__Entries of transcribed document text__
══════════════════════════════

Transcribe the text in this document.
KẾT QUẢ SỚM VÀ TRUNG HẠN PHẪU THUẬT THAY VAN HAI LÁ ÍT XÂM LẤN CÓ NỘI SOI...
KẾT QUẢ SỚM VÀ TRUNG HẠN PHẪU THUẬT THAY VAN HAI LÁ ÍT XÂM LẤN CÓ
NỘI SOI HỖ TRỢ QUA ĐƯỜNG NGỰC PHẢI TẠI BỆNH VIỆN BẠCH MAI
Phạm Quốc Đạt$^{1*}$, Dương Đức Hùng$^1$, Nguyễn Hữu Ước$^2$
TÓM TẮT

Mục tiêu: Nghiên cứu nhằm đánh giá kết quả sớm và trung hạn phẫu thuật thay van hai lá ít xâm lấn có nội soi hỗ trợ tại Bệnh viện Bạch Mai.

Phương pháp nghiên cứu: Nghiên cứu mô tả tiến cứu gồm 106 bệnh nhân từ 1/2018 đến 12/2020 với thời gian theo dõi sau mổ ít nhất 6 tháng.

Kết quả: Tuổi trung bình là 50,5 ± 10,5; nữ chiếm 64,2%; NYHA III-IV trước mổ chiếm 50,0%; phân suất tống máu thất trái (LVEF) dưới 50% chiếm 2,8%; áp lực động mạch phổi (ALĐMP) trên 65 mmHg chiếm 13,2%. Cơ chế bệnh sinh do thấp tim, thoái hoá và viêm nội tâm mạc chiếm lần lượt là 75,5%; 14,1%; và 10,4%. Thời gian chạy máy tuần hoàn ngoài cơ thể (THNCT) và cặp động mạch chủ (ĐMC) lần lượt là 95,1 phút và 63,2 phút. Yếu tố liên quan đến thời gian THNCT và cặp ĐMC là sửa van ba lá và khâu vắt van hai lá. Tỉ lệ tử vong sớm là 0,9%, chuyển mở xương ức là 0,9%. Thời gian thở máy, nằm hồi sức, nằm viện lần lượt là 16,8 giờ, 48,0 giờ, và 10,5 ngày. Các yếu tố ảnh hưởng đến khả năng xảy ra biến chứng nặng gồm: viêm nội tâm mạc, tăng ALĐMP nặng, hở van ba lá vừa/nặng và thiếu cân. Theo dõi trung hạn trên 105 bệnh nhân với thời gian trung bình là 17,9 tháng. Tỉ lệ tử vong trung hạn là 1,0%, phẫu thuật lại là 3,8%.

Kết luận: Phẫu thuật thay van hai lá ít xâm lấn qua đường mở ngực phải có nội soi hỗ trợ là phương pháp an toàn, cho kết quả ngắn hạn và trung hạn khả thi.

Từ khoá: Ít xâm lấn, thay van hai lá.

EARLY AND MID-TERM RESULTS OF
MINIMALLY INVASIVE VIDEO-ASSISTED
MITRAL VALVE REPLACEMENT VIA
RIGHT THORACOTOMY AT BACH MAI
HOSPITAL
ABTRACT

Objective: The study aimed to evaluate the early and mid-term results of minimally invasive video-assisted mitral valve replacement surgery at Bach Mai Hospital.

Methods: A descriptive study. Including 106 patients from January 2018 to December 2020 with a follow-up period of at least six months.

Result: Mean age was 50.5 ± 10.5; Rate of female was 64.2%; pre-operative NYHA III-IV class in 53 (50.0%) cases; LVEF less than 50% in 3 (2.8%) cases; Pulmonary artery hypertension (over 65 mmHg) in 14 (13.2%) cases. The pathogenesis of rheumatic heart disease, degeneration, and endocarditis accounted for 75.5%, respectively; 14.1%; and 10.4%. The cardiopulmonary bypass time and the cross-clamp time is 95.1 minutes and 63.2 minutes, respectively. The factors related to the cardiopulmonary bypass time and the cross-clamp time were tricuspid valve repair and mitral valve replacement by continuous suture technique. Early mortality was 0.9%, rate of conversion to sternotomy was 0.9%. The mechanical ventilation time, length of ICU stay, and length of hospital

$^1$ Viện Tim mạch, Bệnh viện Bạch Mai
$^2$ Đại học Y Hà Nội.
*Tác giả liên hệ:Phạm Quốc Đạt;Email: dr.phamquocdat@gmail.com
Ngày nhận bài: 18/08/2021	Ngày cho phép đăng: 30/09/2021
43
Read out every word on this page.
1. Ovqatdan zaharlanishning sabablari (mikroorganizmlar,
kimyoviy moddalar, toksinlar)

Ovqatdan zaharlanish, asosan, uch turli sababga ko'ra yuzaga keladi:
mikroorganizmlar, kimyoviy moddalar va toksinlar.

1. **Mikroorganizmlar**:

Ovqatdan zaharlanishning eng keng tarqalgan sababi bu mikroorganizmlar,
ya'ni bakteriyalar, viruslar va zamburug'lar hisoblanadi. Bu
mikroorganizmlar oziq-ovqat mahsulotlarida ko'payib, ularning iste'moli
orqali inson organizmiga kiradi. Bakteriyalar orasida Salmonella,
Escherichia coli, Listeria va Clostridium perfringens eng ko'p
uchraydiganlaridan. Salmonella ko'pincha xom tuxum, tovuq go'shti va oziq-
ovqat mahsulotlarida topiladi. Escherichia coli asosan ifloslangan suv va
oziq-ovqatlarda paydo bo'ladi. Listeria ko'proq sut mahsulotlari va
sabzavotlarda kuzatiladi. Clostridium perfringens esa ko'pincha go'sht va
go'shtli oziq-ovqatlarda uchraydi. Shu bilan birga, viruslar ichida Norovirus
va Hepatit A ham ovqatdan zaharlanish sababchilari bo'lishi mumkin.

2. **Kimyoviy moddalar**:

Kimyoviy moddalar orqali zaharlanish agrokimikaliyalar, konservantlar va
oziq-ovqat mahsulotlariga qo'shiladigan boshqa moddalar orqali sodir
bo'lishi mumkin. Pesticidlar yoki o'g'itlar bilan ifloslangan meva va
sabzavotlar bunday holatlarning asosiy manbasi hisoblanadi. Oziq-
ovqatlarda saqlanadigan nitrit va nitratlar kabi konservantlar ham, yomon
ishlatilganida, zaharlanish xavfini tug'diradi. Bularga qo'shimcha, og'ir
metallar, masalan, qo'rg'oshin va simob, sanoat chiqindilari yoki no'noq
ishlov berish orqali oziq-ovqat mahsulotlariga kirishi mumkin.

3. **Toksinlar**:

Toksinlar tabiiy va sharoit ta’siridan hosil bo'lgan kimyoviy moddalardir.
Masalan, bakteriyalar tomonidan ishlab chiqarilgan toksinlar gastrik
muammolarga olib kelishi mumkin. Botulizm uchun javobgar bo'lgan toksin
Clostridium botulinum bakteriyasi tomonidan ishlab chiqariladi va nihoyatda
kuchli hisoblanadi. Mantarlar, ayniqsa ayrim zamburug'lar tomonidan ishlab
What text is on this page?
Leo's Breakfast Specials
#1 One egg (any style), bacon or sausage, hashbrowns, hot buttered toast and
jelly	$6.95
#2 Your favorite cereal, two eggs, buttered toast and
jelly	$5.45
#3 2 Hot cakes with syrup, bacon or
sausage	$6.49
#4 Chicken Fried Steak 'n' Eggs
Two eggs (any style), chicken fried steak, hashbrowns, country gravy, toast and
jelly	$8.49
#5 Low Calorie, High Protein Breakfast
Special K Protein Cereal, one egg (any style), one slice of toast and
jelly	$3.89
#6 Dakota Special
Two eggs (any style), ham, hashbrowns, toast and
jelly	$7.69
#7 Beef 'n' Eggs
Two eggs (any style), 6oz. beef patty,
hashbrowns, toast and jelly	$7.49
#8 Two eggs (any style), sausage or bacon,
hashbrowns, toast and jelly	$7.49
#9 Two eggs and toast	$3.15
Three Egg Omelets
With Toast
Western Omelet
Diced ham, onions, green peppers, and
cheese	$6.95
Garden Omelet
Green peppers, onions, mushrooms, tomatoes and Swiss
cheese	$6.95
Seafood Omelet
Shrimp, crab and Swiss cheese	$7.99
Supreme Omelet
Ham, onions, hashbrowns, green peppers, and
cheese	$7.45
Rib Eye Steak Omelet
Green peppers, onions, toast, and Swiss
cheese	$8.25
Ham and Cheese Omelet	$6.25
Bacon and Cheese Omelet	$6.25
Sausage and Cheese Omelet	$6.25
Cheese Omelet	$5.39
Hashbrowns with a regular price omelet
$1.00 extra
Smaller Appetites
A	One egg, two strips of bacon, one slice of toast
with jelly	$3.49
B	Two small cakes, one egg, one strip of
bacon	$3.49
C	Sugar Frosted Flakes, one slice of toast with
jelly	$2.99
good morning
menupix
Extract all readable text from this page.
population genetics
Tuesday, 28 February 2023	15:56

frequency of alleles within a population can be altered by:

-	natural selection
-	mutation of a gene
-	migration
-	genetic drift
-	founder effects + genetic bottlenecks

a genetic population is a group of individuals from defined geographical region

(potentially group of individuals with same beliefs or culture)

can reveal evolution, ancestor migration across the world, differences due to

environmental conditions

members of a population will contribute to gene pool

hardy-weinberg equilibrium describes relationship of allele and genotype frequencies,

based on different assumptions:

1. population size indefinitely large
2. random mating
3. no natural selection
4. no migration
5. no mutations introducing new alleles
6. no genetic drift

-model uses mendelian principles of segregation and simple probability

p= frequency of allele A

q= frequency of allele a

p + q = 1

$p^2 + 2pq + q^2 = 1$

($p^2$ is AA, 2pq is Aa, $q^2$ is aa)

══════════════════════════════

__Goal of the exercise__
Using the entries, return every line where the word "mumkin" can be found.

__Solution to this exercise__
va Hepatit A ham ovqatdan zaharlanish sababchilari bo'lishi mumkin.
bo'lishi mumkin. Pesticidlar yoki o'g'itlar bilan ifloslangan meva va
ishlov berish orqali oziq-ovqat mahsulotlariga kirishi mumkin.
muammolarga olib kelishi mumkin. Botulizm uchun javobgar bo'lgan toksin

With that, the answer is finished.